What to produce
Below are some entries; can you quote all of them exactly?

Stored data
-*-*-

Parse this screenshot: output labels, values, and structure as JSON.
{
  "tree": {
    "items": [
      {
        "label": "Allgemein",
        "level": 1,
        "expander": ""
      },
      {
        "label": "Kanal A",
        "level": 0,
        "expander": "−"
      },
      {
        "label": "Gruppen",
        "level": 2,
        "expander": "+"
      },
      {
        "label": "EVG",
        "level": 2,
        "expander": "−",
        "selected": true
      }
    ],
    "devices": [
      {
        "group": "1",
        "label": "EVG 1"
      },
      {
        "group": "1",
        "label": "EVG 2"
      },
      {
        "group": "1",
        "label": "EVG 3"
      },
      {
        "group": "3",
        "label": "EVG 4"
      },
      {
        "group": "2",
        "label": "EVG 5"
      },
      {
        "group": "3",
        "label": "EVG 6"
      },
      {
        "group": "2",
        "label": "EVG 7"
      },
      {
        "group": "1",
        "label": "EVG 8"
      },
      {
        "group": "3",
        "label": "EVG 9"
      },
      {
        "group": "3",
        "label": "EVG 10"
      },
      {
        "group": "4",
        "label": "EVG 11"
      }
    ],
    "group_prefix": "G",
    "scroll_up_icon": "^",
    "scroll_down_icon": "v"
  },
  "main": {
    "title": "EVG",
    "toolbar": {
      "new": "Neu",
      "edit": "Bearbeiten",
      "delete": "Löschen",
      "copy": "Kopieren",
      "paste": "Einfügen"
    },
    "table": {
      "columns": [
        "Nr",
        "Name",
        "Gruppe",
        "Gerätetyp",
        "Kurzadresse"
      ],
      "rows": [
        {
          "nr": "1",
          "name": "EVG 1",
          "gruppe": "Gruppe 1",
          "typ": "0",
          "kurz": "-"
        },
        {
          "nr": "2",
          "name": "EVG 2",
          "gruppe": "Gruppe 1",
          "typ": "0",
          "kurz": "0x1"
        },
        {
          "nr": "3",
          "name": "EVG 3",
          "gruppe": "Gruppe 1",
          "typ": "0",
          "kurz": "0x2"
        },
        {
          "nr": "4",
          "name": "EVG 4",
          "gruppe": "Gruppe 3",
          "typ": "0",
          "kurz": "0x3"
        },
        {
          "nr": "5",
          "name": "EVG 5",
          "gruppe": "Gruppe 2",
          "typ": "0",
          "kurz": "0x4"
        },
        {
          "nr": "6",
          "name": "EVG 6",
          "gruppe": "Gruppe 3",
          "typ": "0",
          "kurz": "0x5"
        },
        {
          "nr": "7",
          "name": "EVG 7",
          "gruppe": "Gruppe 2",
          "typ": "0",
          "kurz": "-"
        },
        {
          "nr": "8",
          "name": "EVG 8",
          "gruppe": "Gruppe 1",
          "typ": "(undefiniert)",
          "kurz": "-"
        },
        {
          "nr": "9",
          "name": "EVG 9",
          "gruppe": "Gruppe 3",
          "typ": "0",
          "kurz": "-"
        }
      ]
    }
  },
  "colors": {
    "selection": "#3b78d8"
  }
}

-*-*-

Completed task
Parse this screenshot: output labels, values, and structure as JSON.
{
  "tree": {
    "items": [
      {
        "label": "Allgemein",
        "level": 1,
        "expander": ""
      },
      {
        "label": "Kanal A",
        "level": 0,
        "expander": "−"
      },
      {
        "label": "Gruppen",
        "level": 2,
        "expander": "+"
      },
      {
        "label": "EVG",
        "level": 2,
        "expander": "−",
        "selected": true
      }
    ],
    "devices": [
      {
        "group": "1",
        "label": "EVG 1"
      },
      {
        "group": "1",
        "label": "EVG 2"
      },
      {
        "group": "1",
        "label": "EVG 3"
      },
      {
        "group": "3",
        "label": "EVG 4"
      },
      {
        "group": "2",
        "label": "EVG 5"
      },
      {
        "group": "3",
        "label": "EVG 6"
      },
      {
        "group": "2",
        "label": "EVG 7"
      },
      {
        "group": "1",
        "label": "EVG 8"
      },
      {
        "group": "3",
        "label": "EVG 9"
      },
      {
        "group": "3",
        "label": "EVG 10"
      },
      {
        "group": "4",
        "label": "EVG 11"
      }
    ],
    "group_prefix": "G",
    "scroll_up_icon": "^",
    "scroll_down_icon": "v"
  },
  "main": {
    "title": "EVG",
    "toolbar": {
      "new": "Neu",
      "edit": "Bearbeiten",
      "delete": "Löschen",
      "copy": "Kopieren",
      "paste": "Einfügen"
    },
    "table": {
      "columns": [
        "Nr",
        "Name",
        "Gruppe",
        "Gerätetyp",
        "Kurzadresse"
      ],
      "rows": [
        {
          "nr": "1",
          "name": "EVG 1",
          "gruppe": "Gruppe 1",
          "typ": "0",
          "kurz": "-"
        },
        {
          "nr": "2",
          "name": "EVG 2",
          "gruppe": "Gruppe 1",
          "typ": "0",
          "kurz": "0x1"
        },
        {
          "nr": "3",
          "name": "EVG 3",
          "gruppe": "Gruppe 1",
          "typ": "0",
          "kurz": "0x2"
        },
        {
          "nr": "4",
          "name": "EVG 4",
          "gruppe": "Gruppe 3",
          "typ": "0",
          "kurz": "0x3"
        },
        {
          "nr": "5",
          "name": "EVG 5",
          "gruppe": "Gruppe 2",
          "typ": "0",
          "kurz": "0x4"
        },
        {
          "nr": "6",
          "name": "EVG 6",
          "gruppe": "Gruppe 3",
          "typ": "0",
          "kurz": "0x5"
        },
        {
          "nr": "7",
          "name": "EVG 7",
          "gruppe": "Gruppe 2",
          "typ": "0",
          "kurz": "-"
        },
        {
          "nr": "8",
          "name": "EVG 8",
          "gruppe": "Gruppe 1",
          "typ": "(undefiniert)",
          "kurz": "-"
        },
        {
          "nr": "9",
          "name": "EVG 9",
          "gruppe": "Gruppe 3",
          "typ": "0",
          "kurz": "-"
        }
      ]
    }
  },
  "colors": {
    "selection": "#3b78d8"
  }
}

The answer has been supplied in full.